[Work to complete] Reproduce the data exactly.

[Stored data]
⟨
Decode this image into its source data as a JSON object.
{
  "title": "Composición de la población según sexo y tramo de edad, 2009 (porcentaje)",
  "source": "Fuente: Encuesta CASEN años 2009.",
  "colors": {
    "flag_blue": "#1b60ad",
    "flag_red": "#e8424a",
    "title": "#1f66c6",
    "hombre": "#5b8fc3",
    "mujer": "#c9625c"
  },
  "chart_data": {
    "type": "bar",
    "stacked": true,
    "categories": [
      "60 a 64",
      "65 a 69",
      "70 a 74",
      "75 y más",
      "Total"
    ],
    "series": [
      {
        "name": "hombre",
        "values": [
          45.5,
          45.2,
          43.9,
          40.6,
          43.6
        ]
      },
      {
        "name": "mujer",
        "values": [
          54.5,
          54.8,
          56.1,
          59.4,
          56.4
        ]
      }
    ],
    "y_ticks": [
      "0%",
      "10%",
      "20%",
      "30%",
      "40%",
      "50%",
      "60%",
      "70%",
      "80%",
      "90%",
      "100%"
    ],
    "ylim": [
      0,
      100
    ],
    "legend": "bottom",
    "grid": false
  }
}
⟩
[Solution below]
Decode this image into its source data as a JSON object.
{
  "title": "Composición de la población según sexo y tramo de edad, 2009 (porcentaje)",
  "source": "Fuente: Encuesta CASEN años 2009.",
  "colors": {
    "flag_blue": "#1b60ad",
    "flag_red": "#e8424a",
    "title": "#1f66c6",
    "hombre": "#5b8fc3",
    "mujer": "#c9625c"
  },
  "chart_data": {
    "type": "bar",
    "stacked": true,
    "categories": [
      "60 a 64",
      "65 a 69",
      "70 a 74",
      "75 y más",
      "Total"
    ],
    "series": [
      {
        "name": "hombre",
        "values": [
          45.5,
          45.2,
          43.9,
          40.6,
          43.6
        ]
      },
      {
        "name": "mujer",
        "values": [
          54.5,
          54.8,
          56.1,
          59.4,
          56.4
        ]
      }
    ],
    "y_ticks": [
      "0%",
      "10%",
      "20%",
      "30%",
      "40%",
      "50%",
      "60%",
      "70%",
      "80%",
      "90%",
      "100%"
    ],
    "ylim": [
      0,
      100
    ],
    "legend": "bottom",
    "grid": false
  }
}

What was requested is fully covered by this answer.